# [What the task requires]
Within the material below, find each line bearing the word "this" and present it.

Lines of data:

--- BEGIN ---

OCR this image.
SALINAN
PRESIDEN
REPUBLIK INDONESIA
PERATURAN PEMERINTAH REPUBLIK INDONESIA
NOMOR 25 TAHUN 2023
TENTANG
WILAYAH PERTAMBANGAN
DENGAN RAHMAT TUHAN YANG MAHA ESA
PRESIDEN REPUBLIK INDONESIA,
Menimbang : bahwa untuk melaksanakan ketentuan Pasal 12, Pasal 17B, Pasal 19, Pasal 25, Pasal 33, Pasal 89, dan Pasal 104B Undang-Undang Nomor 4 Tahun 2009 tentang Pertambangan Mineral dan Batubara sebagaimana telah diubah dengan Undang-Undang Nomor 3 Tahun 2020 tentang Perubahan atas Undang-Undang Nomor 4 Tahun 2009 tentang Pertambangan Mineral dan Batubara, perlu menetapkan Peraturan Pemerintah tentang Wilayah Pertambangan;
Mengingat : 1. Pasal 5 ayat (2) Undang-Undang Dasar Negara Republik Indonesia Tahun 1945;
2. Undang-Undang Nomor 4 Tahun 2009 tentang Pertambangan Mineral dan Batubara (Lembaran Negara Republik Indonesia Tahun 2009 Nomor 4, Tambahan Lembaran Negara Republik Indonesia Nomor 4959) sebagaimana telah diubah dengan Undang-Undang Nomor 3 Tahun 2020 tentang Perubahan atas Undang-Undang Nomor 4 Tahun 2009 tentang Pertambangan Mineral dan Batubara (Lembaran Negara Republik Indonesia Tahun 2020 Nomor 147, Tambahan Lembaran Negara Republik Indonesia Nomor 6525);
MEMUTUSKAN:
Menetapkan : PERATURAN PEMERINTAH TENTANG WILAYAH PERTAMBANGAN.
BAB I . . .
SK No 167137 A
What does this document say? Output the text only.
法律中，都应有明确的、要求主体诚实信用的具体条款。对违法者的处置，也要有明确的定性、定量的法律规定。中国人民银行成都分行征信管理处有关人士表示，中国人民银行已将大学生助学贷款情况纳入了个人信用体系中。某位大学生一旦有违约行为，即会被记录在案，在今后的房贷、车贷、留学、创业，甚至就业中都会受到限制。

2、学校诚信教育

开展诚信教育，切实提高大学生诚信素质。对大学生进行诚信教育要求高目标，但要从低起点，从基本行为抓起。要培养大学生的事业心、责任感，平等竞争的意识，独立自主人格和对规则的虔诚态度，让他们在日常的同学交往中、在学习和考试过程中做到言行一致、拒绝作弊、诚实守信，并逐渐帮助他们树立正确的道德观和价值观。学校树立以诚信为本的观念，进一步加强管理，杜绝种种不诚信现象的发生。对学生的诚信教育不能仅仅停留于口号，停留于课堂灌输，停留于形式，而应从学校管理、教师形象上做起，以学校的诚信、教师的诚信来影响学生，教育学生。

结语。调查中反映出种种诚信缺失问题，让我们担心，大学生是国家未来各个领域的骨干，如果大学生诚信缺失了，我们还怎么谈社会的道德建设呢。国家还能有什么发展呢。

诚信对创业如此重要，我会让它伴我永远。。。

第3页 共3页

--- END ---

# [Exercise output]
OCR this image.
What does this document say? Output the text only.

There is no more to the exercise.